┌─ Kutipan Dokumen

Banjir bandang terjang pemukiman warga pinggiran Garut

id Pemkab Garut, Garut, Banjarwangi, banjir, bencana

Banjir bandang terjang pemukiman warga pinggiran Garut

Warga berkerumun setelah daerahnya diterjang banjir di Desa Dangiang, Kecamatan Banjarwangi, Kabupaten Garut, Jawa Barat, Senin (8/2/2021). (ANTARA/HO-BPBD Garut)

Pernah (banjir, red.) tapi tidak begini (besar, red.)
Garut (ANTARA) - Banjir bandang menerjang pemukiman warga pelosok di kawasan pegunungan di Kecamatan Banjarwangi, Kabupaten Garut, Jawa Barat, akibat air sungai meluap setelah hujan deras mengguyur wilayah itu, Senin.

Kepala Bidang Pencegahan dan Kesiapsiagaan Badan Penanggulangan Bencana Daerah (BPBD) Kabupaten Garut Tubagus Agus Sopyan di Garut, Senin, membenarkan banjir bandang yang melanda Desa Dangiang, Kecamatan Banjarwangi cukup besar hingga menyeret bus mini di kampung itu.

"Derasnya hujan mengakibatkan pepohonan roboh dan menyumbat di konstruksi jembatan Sungai Cidangian sehingga air sungai meluap ke pemukiman penduduk," katanya.

Ia menyampaikan pemerintah kecamatan sudah memberikan laporan daerah mana saja yang terdampak banjir bandang yang menerjang rumah warga itu.

Hasil laporan di lapangan, kata dia, puluhan rumah warga berjumlah 41 kepala keluarga terdampak banjir bandang, sedangkan korban jiwa tidak ada.

└─

— Daftar Tugas —
- A) Tentukan apakah setiap pernyataan berikut sesuai dengan berita banjir bandang di Garut, lalu jawab ya atau tidak disertai kutipan kata-kata penentunya dari berita itu: (i) Banjir bandang melanda Desa Dangiang di Kecamatan Banjarwangi; (ii) Banjir bandang itu menimbulkan korban jiwa; (iii) Pepohonan yang roboh menyumbat jembatan Sungai Cidangian.
- B) Menurut berita banjir bandang di Garut, berapa kepala keluarga yang terdampak banjir bandang?
- C) Lanjutkan berita banjir bandang di Garut mulai setelah kalimat terakhirnya.
Baris-baris berikut tidak berkaitan dengan berita banjir bandang di Garut.

┌─ Daftar Baris

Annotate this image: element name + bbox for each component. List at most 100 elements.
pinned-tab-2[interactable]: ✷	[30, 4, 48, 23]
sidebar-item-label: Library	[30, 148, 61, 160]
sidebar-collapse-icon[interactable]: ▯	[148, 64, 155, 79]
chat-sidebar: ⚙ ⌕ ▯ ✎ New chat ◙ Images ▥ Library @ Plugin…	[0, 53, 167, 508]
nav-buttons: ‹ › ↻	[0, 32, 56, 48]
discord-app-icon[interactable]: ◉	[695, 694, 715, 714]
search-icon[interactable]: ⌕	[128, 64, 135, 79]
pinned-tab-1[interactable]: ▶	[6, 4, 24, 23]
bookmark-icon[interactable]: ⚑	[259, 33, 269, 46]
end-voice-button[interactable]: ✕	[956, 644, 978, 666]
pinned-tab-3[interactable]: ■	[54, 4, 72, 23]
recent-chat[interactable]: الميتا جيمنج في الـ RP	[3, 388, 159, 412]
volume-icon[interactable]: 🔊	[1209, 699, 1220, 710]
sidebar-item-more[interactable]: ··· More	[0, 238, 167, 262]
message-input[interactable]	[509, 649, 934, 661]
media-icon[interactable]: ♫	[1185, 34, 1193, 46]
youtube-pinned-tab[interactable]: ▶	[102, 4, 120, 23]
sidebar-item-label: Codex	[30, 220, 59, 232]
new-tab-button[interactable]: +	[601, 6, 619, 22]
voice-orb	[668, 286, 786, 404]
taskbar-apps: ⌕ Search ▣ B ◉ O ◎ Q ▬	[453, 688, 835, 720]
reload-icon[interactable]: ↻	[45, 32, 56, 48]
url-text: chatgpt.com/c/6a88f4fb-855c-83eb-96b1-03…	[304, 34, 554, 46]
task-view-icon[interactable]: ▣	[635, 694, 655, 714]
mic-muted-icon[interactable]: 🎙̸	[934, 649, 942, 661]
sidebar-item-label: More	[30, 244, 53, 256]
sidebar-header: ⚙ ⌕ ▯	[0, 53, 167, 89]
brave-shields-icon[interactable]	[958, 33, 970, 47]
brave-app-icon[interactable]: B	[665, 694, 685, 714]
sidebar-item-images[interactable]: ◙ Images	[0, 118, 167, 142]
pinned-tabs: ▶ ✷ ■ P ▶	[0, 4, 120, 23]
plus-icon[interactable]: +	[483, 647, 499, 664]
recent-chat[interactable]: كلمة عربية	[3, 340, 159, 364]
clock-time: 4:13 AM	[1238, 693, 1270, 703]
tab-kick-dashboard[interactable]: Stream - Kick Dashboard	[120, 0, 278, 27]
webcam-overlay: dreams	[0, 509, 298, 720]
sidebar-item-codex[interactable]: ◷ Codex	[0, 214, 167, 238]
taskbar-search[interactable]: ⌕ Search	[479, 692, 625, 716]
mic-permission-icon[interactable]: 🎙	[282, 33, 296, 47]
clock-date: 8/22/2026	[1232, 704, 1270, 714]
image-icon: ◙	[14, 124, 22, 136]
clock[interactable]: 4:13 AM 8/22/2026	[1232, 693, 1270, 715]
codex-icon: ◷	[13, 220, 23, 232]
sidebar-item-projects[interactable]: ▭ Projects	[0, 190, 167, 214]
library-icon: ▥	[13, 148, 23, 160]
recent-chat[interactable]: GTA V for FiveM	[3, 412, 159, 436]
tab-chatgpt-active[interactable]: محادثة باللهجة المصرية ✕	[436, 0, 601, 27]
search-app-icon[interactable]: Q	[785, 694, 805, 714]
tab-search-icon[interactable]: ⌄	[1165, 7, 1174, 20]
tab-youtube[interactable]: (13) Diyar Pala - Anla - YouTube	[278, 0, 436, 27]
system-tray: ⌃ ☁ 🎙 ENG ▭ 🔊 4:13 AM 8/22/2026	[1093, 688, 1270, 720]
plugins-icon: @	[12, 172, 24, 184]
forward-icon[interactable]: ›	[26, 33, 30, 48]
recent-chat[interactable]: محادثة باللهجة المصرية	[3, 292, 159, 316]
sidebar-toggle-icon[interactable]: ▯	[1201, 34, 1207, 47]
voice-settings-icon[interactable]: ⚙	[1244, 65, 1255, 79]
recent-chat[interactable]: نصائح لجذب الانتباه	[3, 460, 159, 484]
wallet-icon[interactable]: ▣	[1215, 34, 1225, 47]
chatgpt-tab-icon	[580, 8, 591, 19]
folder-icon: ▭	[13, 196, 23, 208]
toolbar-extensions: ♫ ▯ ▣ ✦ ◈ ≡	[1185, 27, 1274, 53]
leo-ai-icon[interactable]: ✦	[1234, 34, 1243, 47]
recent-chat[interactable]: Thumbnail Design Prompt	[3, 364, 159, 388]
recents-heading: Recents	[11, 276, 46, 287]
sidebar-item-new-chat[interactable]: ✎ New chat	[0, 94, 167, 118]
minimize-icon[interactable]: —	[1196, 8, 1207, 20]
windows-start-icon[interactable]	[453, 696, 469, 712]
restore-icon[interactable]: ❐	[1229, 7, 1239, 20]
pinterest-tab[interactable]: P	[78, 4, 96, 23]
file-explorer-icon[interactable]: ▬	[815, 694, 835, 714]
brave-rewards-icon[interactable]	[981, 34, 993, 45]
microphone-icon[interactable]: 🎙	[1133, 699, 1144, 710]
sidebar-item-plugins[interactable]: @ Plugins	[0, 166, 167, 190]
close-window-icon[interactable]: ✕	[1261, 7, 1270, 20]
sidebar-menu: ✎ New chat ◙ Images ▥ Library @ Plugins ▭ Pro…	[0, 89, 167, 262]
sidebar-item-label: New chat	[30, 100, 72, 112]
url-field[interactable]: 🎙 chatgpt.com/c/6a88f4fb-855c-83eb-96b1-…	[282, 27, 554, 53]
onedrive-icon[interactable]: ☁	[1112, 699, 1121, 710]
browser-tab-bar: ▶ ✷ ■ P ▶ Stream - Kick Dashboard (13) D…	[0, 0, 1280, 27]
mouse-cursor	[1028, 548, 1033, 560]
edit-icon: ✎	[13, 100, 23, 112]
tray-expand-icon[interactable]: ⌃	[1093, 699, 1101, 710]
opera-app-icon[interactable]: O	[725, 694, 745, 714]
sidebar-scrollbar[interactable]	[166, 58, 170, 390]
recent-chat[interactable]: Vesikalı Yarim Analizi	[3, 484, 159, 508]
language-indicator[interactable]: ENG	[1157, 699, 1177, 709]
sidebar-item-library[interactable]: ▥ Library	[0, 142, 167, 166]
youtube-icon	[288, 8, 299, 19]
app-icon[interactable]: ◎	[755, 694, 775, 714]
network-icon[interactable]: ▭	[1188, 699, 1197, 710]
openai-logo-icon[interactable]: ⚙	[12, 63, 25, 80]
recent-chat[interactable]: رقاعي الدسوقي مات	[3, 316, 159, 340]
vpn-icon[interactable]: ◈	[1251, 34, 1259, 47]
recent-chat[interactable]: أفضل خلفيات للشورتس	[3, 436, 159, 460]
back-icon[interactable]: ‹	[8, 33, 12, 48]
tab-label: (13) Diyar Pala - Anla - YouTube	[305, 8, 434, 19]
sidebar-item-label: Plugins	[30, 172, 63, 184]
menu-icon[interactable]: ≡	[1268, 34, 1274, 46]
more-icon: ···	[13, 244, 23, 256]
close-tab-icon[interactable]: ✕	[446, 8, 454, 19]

└─

— Jawaban Tiap Tugas —
- A)
(i) Ya: "banjir bandang yang melanda Desa Dangiang, Kecamatan Banjarwangi cukup besar hingga menyeret bus mini di kampung itu"
(ii) Tidak: "sedangkan korban jiwa tidak ada"
(iii) Ya: "pepohonan roboh dan menyumbat di konstruksi jembatan Sungai Cidangian"

- B) 41 kepala keluarga.

- C)
"Akibat kejadian satu RT di Kampung Dangiang 45 rumah terkena banjir bandang," katanya.
Mobil warga diterjang banjir di Desa Dangiang, Kecamatan Banjarwangi, Kabupaten Garut, Jawa Barat, Senin (8/2/2021). (ANTARA/HO-BPBD Garut)


Ia menyampaikan tim dari BPBD Garut, TNI, Polri, aparatur kecamatan, dan masyarakat sudah terjun ke lapangan untuk mengevakuasi warga yang rumahnya terdampak banjir.

"Sementara warga masyarakat dievakuasi ke tempat masjid dan GOR Desa Dangiang," katanya.

Tubagus menyampaikan daerah itu tidak jauh dari kawasan hutan dan diketahui di atasnya terdapat perkebunan.

Banjir bandang pernah melanda pemukiman warga di kampung itu, namun tidak sebesar dengan terjangan banjir saat ini.

"Pernah (banjir, red.) tapi tidak begini (besar, red.)," kata Tubagus.